• SHORT TASK:
Reproduce all the entries precisely.

=-=-=-=-=

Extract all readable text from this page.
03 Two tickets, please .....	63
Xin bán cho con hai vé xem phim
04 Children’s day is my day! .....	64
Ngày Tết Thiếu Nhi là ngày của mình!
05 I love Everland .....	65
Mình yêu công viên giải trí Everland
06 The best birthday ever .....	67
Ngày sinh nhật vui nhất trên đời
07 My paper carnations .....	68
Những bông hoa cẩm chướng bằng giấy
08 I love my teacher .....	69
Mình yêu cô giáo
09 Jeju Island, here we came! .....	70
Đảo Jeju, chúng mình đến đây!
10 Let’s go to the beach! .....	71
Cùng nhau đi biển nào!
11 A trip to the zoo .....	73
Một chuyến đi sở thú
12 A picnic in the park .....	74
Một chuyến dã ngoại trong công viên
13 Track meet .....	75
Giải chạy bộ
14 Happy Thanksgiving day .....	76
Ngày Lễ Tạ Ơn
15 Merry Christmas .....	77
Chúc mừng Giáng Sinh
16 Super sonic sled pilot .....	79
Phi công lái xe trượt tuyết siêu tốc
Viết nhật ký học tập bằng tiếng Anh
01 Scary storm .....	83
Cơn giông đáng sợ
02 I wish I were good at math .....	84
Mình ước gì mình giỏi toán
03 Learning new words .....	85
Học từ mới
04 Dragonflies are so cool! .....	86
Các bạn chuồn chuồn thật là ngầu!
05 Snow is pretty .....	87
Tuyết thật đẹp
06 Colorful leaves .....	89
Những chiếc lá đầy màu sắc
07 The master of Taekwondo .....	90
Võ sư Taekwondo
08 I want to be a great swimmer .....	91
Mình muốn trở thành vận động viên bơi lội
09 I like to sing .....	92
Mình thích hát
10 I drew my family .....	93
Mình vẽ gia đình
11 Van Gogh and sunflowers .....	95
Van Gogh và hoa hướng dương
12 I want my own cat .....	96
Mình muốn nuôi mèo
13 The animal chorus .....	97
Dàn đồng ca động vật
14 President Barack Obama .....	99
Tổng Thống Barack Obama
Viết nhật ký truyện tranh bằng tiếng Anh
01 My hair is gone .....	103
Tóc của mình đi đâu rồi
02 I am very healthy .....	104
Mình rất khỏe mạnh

=-=-=-=-=

• ANSWER TO THIS PROBLEM:
Extract all readable text from this page.
03 Two tickets, please .....	63
Xin bán cho con hai vé xem phim
04 Children’s day is my day! .....	64
Ngày Tết Thiếu Nhi là ngày của mình!
05 I love Everland .....	65
Mình yêu công viên giải trí Everland
06 The best birthday ever .....	67
Ngày sinh nhật vui nhất trên đời
07 My paper carnations .....	68
Những bông hoa cẩm chướng bằng giấy
08 I love my teacher .....	69
Mình yêu cô giáo
09 Jeju Island, here we came! .....	70
Đảo Jeju, chúng mình đến đây!
10 Let’s go to the beach! .....	71
Cùng nhau đi biển nào!
11 A trip to the zoo .....	73
Một chuyến đi sở thú
12 A picnic in the park .....	74
Một chuyến dã ngoại trong công viên
13 Track meet .....	75
Giải chạy bộ
14 Happy Thanksgiving day .....	76
Ngày Lễ Tạ Ơn
15 Merry Christmas .....	77
Chúc mừng Giáng Sinh
16 Super sonic sled pilot .....	79
Phi công lái xe trượt tuyết siêu tốc
Viết nhật ký học tập bằng tiếng Anh
01 Scary storm .....	83
Cơn giông đáng sợ
02 I wish I were good at math .....	84
Mình ước gì mình giỏi toán
03 Learning new words .....	85
Học từ mới
04 Dragonflies are so cool! .....	86
Các bạn chuồn chuồn thật là ngầu!
05 Snow is pretty .....	87
Tuyết thật đẹp
06 Colorful leaves .....	89
Những chiếc lá đầy màu sắc
07 The master of Taekwondo .....	90
Võ sư Taekwondo
08 I want to be a great swimmer .....	91
Mình muốn trở thành vận động viên bơi lội
09 I like to sing .....	92
Mình thích hát
10 I drew my family .....	93
Mình vẽ gia đình
11 Van Gogh and sunflowers .....	95
Van Gogh và hoa hướng dương
12 I want my own cat .....	96
Mình muốn nuôi mèo
13 The animal chorus .....	97
Dàn đồng ca động vật
14 President Barack Obama .....	99
Tổng Thống Barack Obama
Viết nhật ký truyện tranh bằng tiếng Anh
01 My hair is gone .....	103
Tóc của mình đi đâu rồi
02 I am very healthy .....	104
Mình rất khỏe mạnh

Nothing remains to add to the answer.